Rows start
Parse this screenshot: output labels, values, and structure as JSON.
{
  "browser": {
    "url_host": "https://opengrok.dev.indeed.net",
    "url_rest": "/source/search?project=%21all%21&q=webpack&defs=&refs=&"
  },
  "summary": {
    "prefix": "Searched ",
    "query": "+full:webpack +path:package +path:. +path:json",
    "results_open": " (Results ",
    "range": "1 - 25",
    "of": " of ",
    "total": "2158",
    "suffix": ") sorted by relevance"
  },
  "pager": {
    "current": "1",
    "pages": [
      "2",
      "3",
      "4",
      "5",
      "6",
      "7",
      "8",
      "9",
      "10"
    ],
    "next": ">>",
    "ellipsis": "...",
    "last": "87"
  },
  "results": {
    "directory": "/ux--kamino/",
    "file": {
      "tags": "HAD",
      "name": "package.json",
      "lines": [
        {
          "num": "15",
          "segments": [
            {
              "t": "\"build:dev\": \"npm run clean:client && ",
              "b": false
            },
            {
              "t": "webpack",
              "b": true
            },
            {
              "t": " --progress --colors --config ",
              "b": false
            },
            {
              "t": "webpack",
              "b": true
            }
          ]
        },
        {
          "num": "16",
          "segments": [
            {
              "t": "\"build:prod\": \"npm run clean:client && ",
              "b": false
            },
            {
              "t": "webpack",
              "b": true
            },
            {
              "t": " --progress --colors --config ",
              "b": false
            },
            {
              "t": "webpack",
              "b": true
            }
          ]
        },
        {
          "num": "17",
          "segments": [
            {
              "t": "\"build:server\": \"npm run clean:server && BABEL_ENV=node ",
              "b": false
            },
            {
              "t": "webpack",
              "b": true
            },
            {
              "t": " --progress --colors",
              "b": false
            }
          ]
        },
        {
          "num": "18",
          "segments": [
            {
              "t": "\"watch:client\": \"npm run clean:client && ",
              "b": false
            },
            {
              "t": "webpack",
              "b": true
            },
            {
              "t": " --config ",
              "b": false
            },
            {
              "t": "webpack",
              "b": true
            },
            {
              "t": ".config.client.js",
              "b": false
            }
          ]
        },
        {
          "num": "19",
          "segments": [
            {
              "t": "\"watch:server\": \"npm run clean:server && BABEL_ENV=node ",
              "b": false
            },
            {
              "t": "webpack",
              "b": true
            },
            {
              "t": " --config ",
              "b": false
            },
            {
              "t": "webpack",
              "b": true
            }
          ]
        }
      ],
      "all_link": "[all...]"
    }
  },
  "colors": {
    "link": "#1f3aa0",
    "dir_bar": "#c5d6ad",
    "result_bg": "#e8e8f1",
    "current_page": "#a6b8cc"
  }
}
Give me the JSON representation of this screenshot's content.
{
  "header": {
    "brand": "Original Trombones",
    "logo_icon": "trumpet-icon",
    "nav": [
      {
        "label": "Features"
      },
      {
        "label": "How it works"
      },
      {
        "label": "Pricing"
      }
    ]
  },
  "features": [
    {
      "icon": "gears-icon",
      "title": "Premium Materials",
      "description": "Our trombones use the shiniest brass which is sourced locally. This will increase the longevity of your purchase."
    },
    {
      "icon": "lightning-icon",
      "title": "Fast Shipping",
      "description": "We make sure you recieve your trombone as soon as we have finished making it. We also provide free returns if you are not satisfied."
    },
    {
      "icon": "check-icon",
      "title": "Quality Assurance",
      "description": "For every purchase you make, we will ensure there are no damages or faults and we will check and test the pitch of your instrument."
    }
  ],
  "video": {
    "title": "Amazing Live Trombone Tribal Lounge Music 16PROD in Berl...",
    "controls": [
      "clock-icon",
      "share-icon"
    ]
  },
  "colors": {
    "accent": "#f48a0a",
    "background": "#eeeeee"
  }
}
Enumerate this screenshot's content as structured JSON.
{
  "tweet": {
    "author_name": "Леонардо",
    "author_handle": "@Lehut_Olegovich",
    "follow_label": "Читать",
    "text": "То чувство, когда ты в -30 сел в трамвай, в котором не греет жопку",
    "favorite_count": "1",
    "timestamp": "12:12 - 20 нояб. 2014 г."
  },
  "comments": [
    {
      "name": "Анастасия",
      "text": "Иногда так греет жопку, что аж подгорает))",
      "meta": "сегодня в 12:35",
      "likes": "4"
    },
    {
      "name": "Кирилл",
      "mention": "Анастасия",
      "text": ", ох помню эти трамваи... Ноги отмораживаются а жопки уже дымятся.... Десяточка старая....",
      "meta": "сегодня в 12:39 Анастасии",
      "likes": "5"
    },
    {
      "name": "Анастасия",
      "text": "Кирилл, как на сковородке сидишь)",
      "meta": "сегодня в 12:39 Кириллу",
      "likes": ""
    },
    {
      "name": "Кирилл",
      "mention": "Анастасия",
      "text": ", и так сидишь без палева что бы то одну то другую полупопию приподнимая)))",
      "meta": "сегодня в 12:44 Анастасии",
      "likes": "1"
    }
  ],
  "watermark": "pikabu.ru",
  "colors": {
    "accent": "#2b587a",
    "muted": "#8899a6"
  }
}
Rows end
Required work: Write out every line of the records exactly.

Written solution:
Parse this screenshot: output labels, values, and structure as JSON.
{
  "browser": {
    "url_host": "https://opengrok.dev.indeed.net",
    "url_rest": "/source/search?project=%21all%21&q=webpack&defs=&refs=&"
  },
  "summary": {
    "prefix": "Searched ",
    "query": "+full:webpack +path:package +path:. +path:json",
    "results_open": " (Results ",
    "range": "1 - 25",
    "of": " of ",
    "total": "2158",
    "suffix": ") sorted by relevance"
  },
  "pager": {
    "current": "1",
    "pages": [
      "2",
      "3",
      "4",
      "5",
      "6",
      "7",
      "8",
      "9",
      "10"
    ],
    "next": ">>",
    "ellipsis": "...",
    "last": "87"
  },
  "results": {
    "directory": "/ux--kamino/",
    "file": {
      "tags": "HAD",
      "name": "package.json",
      "lines": [
        {
          "num": "15",
          "segments": [
            {
              "t": "\"build:dev\": \"npm run clean:client && ",
              "b": false
            },
            {
              "t": "webpack",
              "b": true
            },
            {
              "t": " --progress --colors --config ",
              "b": false
            },
            {
              "t": "webpack",
              "b": true
            }
          ]
        },
        {
          "num": "16",
          "segments": [
            {
              "t": "\"build:prod\": \"npm run clean:client && ",
              "b": false
            },
            {
              "t": "webpack",
              "b": true
            },
            {
              "t": " --progress --colors --config ",
              "b": false
            },
            {
              "t": "webpack",
              "b": true
            }
          ]
        },
        {
          "num": "17",
          "segments": [
            {
              "t": "\"build:server\": \"npm run clean:server && BABEL_ENV=node ",
              "b": false
            },
            {
              "t": "webpack",
              "b": true
            },
            {
              "t": " --progress --colors",
              "b": false
            }
          ]
        },
        {
          "num": "18",
          "segments": [
            {
              "t": "\"watch:client\": \"npm run clean:client && ",
              "b": false
            },
            {
              "t": "webpack",
              "b": true
            },
            {
              "t": " --config ",
              "b": false
            },
            {
              "t": "webpack",
              "b": true
            },
            {
              "t": ".config.client.js",
              "b": false
            }
          ]
        },
        {
          "num": "19",
          "segments": [
            {
              "t": "\"watch:server\": \"npm run clean:server && BABEL_ENV=node ",
              "b": false
            },
            {
              "t": "webpack",
              "b": true
            },
            {
              "t": " --config ",
              "b": false
            },
            {
              "t": "webpack",
              "b": true
            }
          ]
        }
      ],
      "all_link": "[all...]"
    }
  },
  "colors": {
    "link": "#1f3aa0",
    "dir_bar": "#c5d6ad",
    "result_bg": "#e8e8f1",
    "current_page": "#a6b8cc"
  }
}
Give me the JSON representation of this screenshot's content.
{
  "header": {
    "brand": "Original Trombones",
    "logo_icon": "trumpet-icon",
    "nav": [
      {
        "label": "Features"
      },
      {
        "label": "How it works"
      },
      {
        "label": "Pricing"
      }
    ]
  },
  "features": [
    {
      "icon": "gears-icon",
      "title": "Premium Materials",
      "description": "Our trombones use the shiniest brass which is sourced locally. This will increase the longevity of your purchase."
    },
    {
      "icon": "lightning-icon",
      "title": "Fast Shipping",
      "description": "We make sure you recieve your trombone as soon as we have finished making it. We also provide free returns if you are not satisfied."
    },
    {
      "icon": "check-icon",
      "title": "Quality Assurance",
      "description": "For every purchase you make, we will ensure there are no damages or faults and we will check and test the pitch of your instrument."
    }
  ],
  "video": {
    "title": "Amazing Live Trombone Tribal Lounge Music 16PROD in Berl...",
    "controls": [
      "clock-icon",
      "share-icon"
    ]
  },
  "colors": {
    "accent": "#f48a0a",
    "background": "#eeeeee"
  }
}
Enumerate this screenshot's content as structured JSON.
{
  "tweet": {
    "author_name": "Леонардо",
    "author_handle": "@Lehut_Olegovich",
    "follow_label": "Читать",
    "text": "То чувство, когда ты в -30 сел в трамвай, в котором не греет жопку",
    "favorite_count": "1",
    "timestamp": "12:12 - 20 нояб. 2014 г."
  },
  "comments": [
    {
      "name": "Анастасия",
      "text": "Иногда так греет жопку, что аж подгорает))",
      "meta": "сегодня в 12:35",
      "likes": "4"
    },
    {
      "name": "Кирилл",
      "mention": "Анастасия",
      "text": ", ох помню эти трамваи... Ноги отмораживаются а жопки уже дымятся.... Десяточка старая....",
      "meta": "сегодня в 12:39 Анастасии",
      "likes": "5"
    },
    {
      "name": "Анастасия",
      "text": "Кирилл, как на сковородке сидишь)",
      "meta": "сегодня в 12:39 Кириллу",
      "likes": ""
    },
    {
      "name": "Кирилл",
      "mention": "Анастасия",
      "text": ", и так сидишь без палева что бы то одну то другую полупопию приподнимая)))",
      "meta": "сегодня в 12:44 Анастасии",
      "likes": "1"
    }
  ],
  "watermark": "pikabu.ru",
  "colors": {
    "accent": "#2b587a",
    "muted": "#8899a6"
  }
}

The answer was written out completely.